═══ Dataset
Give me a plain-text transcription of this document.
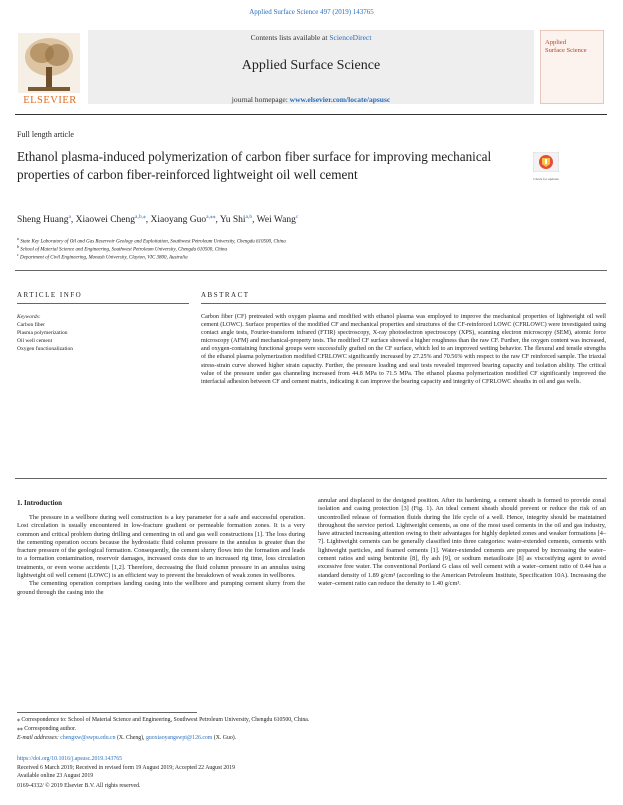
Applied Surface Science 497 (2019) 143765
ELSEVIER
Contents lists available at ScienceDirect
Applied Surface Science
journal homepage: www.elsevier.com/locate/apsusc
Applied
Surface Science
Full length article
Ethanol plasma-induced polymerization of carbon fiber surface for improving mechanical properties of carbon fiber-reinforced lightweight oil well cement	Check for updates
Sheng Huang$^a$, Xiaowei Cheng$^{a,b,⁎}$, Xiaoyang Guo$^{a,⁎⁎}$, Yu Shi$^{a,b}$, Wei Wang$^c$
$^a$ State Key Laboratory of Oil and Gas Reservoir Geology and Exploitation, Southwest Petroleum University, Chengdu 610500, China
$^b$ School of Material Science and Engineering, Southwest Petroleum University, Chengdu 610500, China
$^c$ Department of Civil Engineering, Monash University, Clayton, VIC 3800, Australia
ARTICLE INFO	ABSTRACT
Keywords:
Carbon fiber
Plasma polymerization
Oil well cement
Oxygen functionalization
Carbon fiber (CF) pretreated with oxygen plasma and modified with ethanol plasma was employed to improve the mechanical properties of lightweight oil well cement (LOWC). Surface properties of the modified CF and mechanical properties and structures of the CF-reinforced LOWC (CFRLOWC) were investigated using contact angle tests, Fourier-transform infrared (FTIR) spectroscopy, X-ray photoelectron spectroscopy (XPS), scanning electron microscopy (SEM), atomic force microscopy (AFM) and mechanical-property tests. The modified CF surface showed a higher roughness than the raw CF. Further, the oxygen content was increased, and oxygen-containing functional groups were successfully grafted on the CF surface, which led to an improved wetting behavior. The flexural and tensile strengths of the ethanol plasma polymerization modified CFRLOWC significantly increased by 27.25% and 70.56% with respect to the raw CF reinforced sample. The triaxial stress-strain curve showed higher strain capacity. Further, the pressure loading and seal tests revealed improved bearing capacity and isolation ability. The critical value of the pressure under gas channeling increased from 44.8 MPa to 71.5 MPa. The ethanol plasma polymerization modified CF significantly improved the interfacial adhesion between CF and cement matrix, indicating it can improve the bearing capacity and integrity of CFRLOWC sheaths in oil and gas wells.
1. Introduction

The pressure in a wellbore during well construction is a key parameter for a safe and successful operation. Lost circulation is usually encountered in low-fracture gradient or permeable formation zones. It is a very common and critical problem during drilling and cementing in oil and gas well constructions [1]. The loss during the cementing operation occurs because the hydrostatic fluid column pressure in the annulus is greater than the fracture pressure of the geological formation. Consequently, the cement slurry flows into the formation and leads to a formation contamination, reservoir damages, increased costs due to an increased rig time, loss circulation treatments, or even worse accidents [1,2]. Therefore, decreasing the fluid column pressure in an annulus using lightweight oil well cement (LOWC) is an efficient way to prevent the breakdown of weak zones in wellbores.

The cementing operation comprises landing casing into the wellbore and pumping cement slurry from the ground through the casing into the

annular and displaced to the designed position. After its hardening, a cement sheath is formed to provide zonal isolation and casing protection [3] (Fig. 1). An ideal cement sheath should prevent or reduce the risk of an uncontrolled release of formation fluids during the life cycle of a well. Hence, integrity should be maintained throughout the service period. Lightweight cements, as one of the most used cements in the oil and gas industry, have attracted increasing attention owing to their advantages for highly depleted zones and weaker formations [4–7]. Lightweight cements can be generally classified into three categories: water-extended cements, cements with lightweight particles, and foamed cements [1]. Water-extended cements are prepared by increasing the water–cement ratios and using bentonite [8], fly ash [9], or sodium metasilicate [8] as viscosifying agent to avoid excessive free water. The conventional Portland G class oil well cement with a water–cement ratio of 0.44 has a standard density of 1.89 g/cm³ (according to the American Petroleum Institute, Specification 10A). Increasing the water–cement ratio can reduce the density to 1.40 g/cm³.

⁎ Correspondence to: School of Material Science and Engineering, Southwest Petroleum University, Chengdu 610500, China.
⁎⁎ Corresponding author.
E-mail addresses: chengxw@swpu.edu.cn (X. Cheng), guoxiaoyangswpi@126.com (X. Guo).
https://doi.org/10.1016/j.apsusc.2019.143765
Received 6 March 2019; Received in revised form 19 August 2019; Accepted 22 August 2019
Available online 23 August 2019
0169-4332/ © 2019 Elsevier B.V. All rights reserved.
══════
◆ Your task
List each line of the records that holds the string "wellbore".

◆ Result
The pressure in a wellbore during well construction is a key parameter for a safe and successful operation. Lost circulation is usually encountered in low-fracture gradient or permeable formation zones. It is a very common and critical problem during drilling and cementing in oil and gas well constructions [1]. The loss during the cementing operation occurs because the hydrostatic fluid column pressure in the annulus is greater than the fracture pressure of the geological formation. Consequently, the cement slurry flows into the formation and leads to a formation contamination, reservoir damages, increased costs due to an increased rig time, loss circulation treatments, or even worse accidents [1,2]. Therefore, decreasing the fluid column pressure in an annulus using lightweight oil well cement (LOWC) is an efficient way to prevent the breakdown of weak zones in wellbores.
The cementing operation comprises landing casing into the wellbore and pumping cement slurry from the ground through the casing into the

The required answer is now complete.